* Problem statement:
In the listing below, count the lines with "językowe" and report only the figure.

--- Information provided ---

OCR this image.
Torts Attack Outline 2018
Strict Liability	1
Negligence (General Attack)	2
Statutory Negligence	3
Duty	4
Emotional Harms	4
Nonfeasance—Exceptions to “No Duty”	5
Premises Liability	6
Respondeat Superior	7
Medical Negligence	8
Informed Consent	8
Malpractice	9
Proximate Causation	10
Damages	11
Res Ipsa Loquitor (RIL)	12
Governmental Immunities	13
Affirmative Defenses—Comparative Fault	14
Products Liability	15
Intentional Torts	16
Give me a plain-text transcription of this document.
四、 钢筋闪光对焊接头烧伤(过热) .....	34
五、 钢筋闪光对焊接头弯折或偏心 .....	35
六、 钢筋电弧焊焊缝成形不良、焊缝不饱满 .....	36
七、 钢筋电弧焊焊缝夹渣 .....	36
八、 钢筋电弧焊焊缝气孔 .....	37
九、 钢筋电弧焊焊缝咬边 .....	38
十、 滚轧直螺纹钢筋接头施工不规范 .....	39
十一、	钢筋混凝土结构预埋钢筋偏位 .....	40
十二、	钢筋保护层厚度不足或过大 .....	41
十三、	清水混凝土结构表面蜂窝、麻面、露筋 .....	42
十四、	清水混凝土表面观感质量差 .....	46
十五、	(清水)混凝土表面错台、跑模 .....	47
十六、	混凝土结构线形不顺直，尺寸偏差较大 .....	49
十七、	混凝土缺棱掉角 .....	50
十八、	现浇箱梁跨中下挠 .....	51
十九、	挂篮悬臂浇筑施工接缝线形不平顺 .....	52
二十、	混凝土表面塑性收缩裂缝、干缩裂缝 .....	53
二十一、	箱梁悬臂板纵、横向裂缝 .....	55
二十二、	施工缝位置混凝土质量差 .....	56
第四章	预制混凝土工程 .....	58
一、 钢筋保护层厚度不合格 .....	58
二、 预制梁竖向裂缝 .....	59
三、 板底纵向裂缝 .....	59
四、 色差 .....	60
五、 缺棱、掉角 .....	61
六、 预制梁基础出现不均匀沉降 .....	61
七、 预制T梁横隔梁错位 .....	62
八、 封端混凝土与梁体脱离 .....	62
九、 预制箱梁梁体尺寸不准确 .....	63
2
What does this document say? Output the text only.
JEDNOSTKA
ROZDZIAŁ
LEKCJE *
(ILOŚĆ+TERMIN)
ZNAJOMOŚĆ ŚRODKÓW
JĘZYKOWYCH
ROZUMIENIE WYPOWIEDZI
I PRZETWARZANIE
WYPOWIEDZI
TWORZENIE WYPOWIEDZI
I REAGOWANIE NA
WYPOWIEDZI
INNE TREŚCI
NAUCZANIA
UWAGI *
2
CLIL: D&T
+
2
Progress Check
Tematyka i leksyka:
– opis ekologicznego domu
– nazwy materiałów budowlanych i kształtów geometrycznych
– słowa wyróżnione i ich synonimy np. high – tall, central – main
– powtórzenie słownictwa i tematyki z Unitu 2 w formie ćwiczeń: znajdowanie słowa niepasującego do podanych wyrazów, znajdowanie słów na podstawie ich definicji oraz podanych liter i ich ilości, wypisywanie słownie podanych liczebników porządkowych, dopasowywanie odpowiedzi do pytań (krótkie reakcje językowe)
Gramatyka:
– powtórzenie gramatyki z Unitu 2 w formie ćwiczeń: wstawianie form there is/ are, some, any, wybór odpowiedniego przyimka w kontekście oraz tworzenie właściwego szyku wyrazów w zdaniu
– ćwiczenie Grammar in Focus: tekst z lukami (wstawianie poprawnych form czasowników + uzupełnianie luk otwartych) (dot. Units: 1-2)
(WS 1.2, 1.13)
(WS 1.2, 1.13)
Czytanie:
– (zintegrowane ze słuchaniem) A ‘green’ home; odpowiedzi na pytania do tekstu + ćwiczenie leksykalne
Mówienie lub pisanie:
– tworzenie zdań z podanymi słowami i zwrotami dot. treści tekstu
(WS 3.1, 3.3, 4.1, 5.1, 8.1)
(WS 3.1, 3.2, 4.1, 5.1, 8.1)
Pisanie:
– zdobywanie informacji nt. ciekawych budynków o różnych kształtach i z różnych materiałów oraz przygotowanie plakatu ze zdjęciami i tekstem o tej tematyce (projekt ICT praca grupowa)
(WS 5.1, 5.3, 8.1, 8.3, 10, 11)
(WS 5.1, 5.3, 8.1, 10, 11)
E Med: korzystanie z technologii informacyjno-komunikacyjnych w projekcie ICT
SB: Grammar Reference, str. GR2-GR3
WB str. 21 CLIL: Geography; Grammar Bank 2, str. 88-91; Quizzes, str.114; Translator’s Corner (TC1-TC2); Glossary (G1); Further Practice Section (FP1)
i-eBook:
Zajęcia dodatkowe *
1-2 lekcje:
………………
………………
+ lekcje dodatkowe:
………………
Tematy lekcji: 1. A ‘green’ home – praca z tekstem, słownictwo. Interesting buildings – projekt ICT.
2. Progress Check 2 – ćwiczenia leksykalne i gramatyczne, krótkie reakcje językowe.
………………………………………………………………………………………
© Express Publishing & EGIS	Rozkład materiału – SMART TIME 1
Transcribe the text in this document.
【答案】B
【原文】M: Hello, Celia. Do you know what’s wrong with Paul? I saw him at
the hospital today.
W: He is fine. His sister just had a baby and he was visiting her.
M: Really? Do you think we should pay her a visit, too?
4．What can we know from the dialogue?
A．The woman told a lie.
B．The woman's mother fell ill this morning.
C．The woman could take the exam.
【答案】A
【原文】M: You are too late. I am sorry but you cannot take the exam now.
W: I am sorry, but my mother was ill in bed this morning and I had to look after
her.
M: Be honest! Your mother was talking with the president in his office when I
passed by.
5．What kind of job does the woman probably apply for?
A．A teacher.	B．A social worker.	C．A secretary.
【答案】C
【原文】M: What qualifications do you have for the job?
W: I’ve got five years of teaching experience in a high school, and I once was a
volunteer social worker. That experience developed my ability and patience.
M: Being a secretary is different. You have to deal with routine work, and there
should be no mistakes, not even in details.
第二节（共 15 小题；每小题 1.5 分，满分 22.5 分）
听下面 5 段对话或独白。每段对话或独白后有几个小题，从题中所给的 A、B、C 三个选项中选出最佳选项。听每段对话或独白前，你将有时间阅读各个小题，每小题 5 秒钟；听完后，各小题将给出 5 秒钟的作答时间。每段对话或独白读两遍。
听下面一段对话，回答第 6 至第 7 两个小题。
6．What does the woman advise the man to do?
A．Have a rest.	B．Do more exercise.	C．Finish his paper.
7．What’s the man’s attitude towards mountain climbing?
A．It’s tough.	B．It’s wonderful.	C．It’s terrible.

---

* Result for this task:
2